Which lines in the material below contain the word "выплаты"? Copy each of them.

--------------------

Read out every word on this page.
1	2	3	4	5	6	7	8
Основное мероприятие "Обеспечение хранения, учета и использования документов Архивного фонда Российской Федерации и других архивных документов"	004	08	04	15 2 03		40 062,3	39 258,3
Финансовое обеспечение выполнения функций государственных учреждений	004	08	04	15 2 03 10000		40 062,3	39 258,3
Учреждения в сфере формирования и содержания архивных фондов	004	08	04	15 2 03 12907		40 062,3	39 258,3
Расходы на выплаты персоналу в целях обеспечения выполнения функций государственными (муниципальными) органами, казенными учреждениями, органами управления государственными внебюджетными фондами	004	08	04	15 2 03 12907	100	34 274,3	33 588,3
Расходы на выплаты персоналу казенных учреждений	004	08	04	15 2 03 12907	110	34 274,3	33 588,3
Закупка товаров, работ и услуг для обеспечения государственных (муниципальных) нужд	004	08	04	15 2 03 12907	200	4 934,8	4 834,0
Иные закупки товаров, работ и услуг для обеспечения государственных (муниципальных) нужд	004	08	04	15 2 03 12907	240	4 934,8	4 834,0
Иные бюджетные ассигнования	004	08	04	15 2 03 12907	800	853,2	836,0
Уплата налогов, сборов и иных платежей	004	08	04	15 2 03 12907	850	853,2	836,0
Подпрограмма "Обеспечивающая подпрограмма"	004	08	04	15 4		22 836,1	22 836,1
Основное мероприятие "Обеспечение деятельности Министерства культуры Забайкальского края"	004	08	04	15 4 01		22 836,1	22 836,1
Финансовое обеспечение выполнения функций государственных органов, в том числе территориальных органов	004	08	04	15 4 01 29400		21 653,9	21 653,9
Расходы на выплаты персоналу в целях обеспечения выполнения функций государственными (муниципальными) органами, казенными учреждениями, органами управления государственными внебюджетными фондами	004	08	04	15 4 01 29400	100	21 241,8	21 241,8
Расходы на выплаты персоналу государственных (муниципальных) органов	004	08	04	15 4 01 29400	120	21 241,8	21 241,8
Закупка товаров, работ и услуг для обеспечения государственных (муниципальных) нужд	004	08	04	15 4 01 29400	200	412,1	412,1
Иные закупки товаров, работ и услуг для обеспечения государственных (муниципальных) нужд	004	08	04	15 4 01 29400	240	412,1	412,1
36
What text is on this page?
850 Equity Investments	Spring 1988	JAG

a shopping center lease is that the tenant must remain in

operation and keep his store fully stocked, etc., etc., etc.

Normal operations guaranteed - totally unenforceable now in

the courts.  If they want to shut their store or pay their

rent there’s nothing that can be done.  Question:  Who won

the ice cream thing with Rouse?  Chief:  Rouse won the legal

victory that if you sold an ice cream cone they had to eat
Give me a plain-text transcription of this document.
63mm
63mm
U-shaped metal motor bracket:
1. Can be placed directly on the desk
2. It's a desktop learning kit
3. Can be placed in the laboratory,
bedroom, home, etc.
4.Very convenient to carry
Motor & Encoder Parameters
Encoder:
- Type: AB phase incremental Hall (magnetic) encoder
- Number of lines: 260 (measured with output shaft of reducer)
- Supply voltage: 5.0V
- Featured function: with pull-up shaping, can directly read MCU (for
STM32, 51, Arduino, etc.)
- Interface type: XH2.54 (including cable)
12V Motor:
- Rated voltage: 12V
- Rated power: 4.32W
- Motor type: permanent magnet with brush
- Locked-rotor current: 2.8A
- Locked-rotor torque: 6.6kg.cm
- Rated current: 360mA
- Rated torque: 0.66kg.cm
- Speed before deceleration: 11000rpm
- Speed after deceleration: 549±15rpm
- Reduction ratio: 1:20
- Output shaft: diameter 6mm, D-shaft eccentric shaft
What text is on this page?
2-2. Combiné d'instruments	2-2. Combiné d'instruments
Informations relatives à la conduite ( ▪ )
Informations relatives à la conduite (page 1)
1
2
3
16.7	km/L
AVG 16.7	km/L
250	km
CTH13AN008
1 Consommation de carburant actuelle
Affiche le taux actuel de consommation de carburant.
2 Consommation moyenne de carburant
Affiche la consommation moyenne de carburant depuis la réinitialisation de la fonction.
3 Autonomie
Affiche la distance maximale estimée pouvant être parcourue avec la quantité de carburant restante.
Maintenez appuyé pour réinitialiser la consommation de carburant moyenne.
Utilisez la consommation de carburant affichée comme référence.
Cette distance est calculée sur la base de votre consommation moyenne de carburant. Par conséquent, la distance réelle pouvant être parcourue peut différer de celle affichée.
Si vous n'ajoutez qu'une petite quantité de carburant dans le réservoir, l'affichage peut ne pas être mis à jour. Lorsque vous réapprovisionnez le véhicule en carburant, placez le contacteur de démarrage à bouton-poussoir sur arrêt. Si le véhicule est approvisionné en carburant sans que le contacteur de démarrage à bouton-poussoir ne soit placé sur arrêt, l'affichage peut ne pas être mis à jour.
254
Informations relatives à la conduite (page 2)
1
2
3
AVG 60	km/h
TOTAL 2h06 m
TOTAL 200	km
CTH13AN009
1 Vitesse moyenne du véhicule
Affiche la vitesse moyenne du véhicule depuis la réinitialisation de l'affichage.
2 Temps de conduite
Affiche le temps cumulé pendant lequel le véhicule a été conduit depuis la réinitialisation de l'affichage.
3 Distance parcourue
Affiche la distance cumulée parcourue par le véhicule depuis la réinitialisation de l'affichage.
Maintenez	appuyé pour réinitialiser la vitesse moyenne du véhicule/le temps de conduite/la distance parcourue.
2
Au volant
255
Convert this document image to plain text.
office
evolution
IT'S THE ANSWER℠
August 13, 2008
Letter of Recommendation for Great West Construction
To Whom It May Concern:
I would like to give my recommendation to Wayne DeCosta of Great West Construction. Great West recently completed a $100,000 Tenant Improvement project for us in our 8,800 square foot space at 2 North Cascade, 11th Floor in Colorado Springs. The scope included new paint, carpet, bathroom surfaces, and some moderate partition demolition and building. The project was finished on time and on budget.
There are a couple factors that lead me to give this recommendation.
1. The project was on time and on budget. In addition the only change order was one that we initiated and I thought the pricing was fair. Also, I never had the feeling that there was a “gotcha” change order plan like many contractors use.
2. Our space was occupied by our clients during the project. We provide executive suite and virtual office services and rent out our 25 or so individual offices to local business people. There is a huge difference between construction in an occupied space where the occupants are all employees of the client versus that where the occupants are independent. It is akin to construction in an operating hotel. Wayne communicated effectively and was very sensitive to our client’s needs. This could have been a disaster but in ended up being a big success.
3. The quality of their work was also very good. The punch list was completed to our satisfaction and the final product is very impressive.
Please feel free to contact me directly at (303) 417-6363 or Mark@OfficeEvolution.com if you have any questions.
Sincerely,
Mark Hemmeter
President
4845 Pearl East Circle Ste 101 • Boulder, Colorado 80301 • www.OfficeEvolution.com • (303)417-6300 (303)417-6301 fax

--------------------

Answer to the exercise:
Расходы на выплаты персоналу в целях обеспечения выполнения функций государственными (муниципальными) органами, казенными учреждениями, органами управления государственными внебюджетными фондами	004	08	04	15 2 03 12907	100	34 274,3	33 588,3
Расходы на выплаты персоналу казенных учреждений	004	08	04	15 2 03 12907	110	34 274,3	33 588,3
Расходы на выплаты персоналу в целях обеспечения выполнения функций государственными (муниципальными) органами, казенными учреждениями, органами управления государственными внебюджетными фондами	004	08	04	15 4 01 29400	100	21 241,8	21 241,8
Расходы на выплаты персоналу государственных (муниципальных) органов	004	08	04	15 4 01 29400	120	21 241,8	21 241,8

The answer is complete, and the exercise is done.